(Dataset items)
——

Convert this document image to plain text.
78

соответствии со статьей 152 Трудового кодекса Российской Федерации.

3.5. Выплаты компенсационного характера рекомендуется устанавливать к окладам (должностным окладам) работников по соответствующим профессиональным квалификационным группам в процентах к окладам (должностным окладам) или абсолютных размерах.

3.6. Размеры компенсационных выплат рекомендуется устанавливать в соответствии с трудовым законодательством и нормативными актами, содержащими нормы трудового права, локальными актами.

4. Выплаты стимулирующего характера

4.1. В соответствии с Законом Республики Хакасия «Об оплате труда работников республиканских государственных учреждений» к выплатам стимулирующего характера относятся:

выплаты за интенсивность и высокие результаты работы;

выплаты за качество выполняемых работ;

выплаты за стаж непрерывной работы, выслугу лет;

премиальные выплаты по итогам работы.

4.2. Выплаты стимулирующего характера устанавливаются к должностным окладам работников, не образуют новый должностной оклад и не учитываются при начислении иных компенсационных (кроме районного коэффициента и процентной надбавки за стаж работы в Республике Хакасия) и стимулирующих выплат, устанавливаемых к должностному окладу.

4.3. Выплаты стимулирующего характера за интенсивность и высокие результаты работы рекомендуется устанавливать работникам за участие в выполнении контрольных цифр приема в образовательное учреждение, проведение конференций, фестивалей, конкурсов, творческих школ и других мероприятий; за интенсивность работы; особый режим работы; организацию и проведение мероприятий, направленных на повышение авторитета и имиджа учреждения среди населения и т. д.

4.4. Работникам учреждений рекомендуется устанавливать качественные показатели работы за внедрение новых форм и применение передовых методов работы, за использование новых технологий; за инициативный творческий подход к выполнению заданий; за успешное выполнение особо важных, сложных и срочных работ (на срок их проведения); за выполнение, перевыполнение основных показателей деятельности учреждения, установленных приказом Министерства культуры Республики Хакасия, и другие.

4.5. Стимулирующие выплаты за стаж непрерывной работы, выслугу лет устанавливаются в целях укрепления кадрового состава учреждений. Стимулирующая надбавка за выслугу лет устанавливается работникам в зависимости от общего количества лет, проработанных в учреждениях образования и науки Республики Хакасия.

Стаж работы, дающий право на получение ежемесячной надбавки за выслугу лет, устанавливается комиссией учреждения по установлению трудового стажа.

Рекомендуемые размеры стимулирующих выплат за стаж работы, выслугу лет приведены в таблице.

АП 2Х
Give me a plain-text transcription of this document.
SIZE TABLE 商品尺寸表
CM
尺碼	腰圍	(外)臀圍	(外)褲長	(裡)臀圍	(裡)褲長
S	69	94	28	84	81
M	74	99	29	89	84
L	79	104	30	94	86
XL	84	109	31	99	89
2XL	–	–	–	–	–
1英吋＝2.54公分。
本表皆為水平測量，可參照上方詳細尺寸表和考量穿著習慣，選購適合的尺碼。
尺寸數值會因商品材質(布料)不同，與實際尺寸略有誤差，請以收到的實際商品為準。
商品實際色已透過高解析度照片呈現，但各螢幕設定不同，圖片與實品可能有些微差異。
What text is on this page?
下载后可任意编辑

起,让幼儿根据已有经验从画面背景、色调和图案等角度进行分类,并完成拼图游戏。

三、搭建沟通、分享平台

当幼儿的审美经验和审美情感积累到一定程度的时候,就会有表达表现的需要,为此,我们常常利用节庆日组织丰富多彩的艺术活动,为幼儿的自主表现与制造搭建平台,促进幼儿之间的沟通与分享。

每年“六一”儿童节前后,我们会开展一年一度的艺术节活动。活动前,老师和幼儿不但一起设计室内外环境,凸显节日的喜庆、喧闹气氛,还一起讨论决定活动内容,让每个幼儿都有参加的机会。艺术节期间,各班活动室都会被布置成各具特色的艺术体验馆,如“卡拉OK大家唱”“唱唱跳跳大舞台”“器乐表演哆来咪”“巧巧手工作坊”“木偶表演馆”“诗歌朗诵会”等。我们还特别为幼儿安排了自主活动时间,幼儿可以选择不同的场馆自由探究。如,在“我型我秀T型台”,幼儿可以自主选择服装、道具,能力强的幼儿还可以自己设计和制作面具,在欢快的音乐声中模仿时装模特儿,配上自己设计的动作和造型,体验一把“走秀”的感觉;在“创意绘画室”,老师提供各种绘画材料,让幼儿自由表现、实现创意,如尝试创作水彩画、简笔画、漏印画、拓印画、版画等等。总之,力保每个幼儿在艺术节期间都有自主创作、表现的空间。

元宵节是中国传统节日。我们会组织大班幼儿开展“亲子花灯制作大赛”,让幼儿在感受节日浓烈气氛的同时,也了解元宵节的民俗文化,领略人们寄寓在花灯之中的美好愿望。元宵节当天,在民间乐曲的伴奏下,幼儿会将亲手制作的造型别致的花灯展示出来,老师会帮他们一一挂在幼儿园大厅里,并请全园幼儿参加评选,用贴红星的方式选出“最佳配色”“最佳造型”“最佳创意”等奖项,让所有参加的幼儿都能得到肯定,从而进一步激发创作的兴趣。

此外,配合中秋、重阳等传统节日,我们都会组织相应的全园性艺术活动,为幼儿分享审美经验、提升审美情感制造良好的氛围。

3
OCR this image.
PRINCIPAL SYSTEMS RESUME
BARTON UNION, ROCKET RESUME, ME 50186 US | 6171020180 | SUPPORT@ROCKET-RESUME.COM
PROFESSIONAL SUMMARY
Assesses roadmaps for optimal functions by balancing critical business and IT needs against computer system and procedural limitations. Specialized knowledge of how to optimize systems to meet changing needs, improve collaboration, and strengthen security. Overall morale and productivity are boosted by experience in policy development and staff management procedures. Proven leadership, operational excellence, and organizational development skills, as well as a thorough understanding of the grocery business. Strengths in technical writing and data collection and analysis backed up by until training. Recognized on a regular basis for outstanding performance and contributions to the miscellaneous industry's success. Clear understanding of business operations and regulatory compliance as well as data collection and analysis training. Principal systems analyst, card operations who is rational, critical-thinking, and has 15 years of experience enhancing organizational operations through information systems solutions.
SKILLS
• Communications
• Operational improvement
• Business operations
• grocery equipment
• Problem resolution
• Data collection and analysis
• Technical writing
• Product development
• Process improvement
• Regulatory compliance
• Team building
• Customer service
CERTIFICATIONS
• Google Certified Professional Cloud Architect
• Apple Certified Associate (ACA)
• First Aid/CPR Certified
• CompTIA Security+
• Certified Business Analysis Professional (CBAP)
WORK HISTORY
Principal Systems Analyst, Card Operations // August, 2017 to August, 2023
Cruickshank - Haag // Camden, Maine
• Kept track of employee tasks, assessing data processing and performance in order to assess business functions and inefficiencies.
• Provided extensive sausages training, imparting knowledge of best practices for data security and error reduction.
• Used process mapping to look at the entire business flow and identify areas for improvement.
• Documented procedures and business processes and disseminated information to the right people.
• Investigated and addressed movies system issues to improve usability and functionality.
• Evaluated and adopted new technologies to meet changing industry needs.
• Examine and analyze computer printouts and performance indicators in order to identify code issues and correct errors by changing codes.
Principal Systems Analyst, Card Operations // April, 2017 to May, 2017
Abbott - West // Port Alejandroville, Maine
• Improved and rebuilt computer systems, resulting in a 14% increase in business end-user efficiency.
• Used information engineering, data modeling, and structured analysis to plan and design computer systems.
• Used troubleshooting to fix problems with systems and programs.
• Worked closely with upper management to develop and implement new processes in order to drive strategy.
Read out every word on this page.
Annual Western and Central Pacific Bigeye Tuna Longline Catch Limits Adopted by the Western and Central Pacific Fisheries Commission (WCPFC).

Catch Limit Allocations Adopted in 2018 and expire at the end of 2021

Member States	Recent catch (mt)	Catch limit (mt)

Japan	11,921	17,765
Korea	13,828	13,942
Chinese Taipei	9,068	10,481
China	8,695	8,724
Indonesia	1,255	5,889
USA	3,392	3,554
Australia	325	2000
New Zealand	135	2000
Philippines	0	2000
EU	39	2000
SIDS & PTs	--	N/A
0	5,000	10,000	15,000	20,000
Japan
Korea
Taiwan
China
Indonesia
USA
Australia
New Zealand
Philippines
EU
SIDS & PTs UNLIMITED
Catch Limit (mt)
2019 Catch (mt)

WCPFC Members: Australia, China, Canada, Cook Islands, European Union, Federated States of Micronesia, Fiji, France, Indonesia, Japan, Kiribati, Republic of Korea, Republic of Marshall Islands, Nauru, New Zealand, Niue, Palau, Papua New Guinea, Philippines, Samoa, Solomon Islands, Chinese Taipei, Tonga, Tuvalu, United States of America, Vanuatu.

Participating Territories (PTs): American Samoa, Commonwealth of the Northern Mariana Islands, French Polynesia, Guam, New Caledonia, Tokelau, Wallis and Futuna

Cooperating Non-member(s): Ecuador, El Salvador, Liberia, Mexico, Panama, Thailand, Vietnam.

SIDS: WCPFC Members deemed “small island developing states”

——

Collect the lines that hold "Indonesia".

Indonesia	1,255	5,889
Indonesia
WCPFC Members: Australia, China, Canada, Cook Islands, European Union, Federated States of Micronesia, Fiji, France, Indonesia, Japan, Kiribati, Republic of Korea, Republic of Marshall Islands, Nauru, New Zealand, Niue, Palau, Papua New Guinea, Philippines, Samoa, Solomon Islands, Chinese Taipei, Tonga, Tuvalu, United States of America, Vanuatu.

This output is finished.